* EXERCISE OBJECTIVE:
Return the entries below in their exact form, leaving the pictures out.

[Stored data]
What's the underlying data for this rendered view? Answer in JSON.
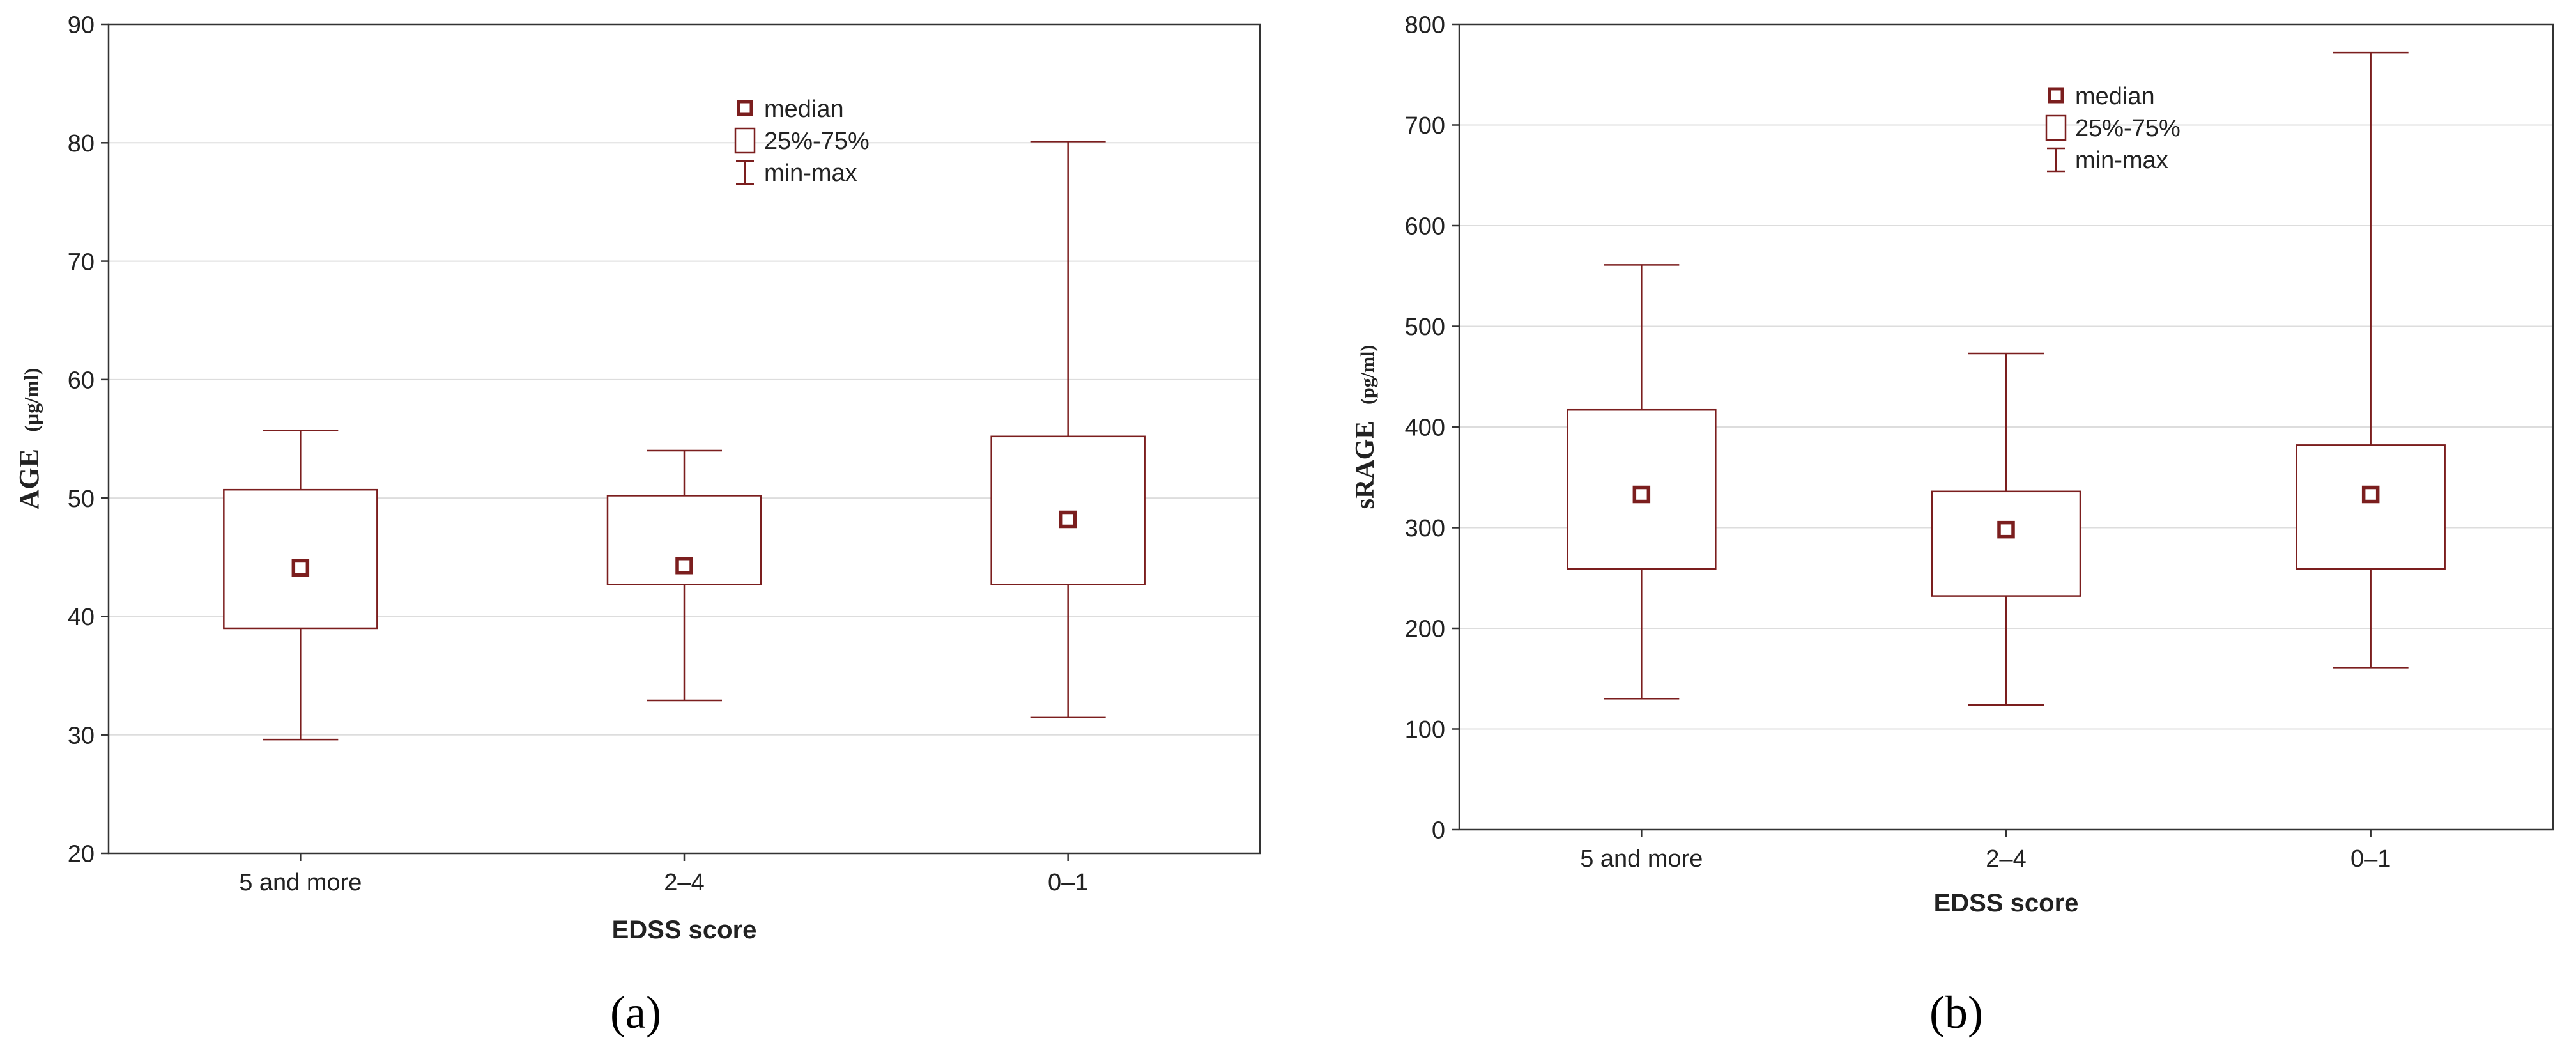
{
  "figure": {
    "panel_labels": [
      "(a)",
      "(b)"
    ]
  },
  "colors": {
    "box": "#7b1e1e",
    "grid": "#dddddd",
    "axis": "#333333",
    "text": "#222222"
  },
  "chart_data": [
    {
      "type": "box",
      "panel": "(a)",
      "title": "",
      "xlabel": "EDSS score",
      "ylabel_main": "AGE",
      "ylabel_unit": "(µg/ml)",
      "ylim": [
        20,
        90
      ],
      "yticks": [
        20,
        30,
        40,
        50,
        60,
        70,
        80,
        90
      ],
      "grid": "horizontal",
      "legend_position": "top-center",
      "legend": [
        "median",
        "25%-75%",
        "min-max"
      ],
      "categories": [
        "5 and more",
        "2–4",
        "0–1"
      ],
      "boxes": [
        {
          "min": 29.6,
          "q1": 39.0,
          "median": 44.1,
          "q3": 50.7,
          "max": 55.7
        },
        {
          "min": 32.9,
          "q1": 42.7,
          "median": 44.3,
          "q3": 50.2,
          "max": 54.0
        },
        {
          "min": 31.5,
          "q1": 42.7,
          "median": 48.2,
          "q3": 55.2,
          "max": 80.1
        }
      ]
    },
    {
      "type": "box",
      "panel": "(b)",
      "title": "",
      "xlabel": "EDSS score",
      "ylabel_main": "sRAGE",
      "ylabel_unit": "(pg/ml)",
      "ylim": [
        0,
        800
      ],
      "yticks": [
        0,
        100,
        200,
        300,
        400,
        500,
        600,
        700,
        800
      ],
      "grid": "horizontal",
      "legend_position": "top-center",
      "legend": [
        "median",
        "25%-75%",
        "min-max"
      ],
      "categories": [
        "5 and more",
        "2–4",
        "0–1"
      ],
      "boxes": [
        {
          "min": 130,
          "q1": 259,
          "median": 333,
          "q3": 417,
          "max": 561
        },
        {
          "min": 124,
          "q1": 232,
          "median": 298,
          "q3": 336,
          "max": 473
        },
        {
          "min": 161,
          "q1": 259,
          "median": 333,
          "q3": 382,
          "max": 772
        }
      ]
    }
  ]
}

* WRITTEN ANSWER:
What's the underlying data for this rendered view? Answer in JSON.
{
  "figure": {
    "panel_labels": [
      "(a)",
      "(b)"
    ]
  },
  "colors": {
    "box": "#7b1e1e",
    "grid": "#dddddd",
    "axis": "#333333",
    "text": "#222222"
  },
  "chart_data": [
    {
      "type": "box",
      "panel": "(a)",
      "title": "",
      "xlabel": "EDSS score",
      "ylabel_main": "AGE",
      "ylabel_unit": "(µg/ml)",
      "ylim": [
        20,
        90
      ],
      "yticks": [
        20,
        30,
        40,
        50,
        60,
        70,
        80,
        90
      ],
      "grid": "horizontal",
      "legend_position": "top-center",
      "legend": [
        "median",
        "25%-75%",
        "min-max"
      ],
      "categories": [
        "5 and more",
        "2–4",
        "0–1"
      ],
      "boxes": [
        {
          "min": 29.6,
          "q1": 39.0,
          "median": 44.1,
          "q3": 50.7,
          "max": 55.7
        },
        {
          "min": 32.9,
          "q1": 42.7,
          "median": 44.3,
          "q3": 50.2,
          "max": 54.0
        },
        {
          "min": 31.5,
          "q1": 42.7,
          "median": 48.2,
          "q3": 55.2,
          "max": 80.1
        }
      ]
    },
    {
      "type": "box",
      "panel": "(b)",
      "title": "",
      "xlabel": "EDSS score",
      "ylabel_main": "sRAGE",
      "ylabel_unit": "(pg/ml)",
      "ylim": [
        0,
        800
      ],
      "yticks": [
        0,
        100,
        200,
        300,
        400,
        500,
        600,
        700,
        800
      ],
      "grid": "horizontal",
      "legend_position": "top-center",
      "legend": [
        "median",
        "25%-75%",
        "min-max"
      ],
      "categories": [
        "5 and more",
        "2–4",
        "0–1"
      ],
      "boxes": [
        {
          "min": 130,
          "q1": 259,
          "median": 333,
          "q3": 417,
          "max": 561
        },
        {
          "min": 124,
          "q1": 232,
          "median": 298,
          "q3": 336,
          "max": 473
        },
        {
          "min": 161,
          "q1": 259,
          "median": 333,
          "q3": 382,
          "max": 772
        }
      ]
    }
  ]
}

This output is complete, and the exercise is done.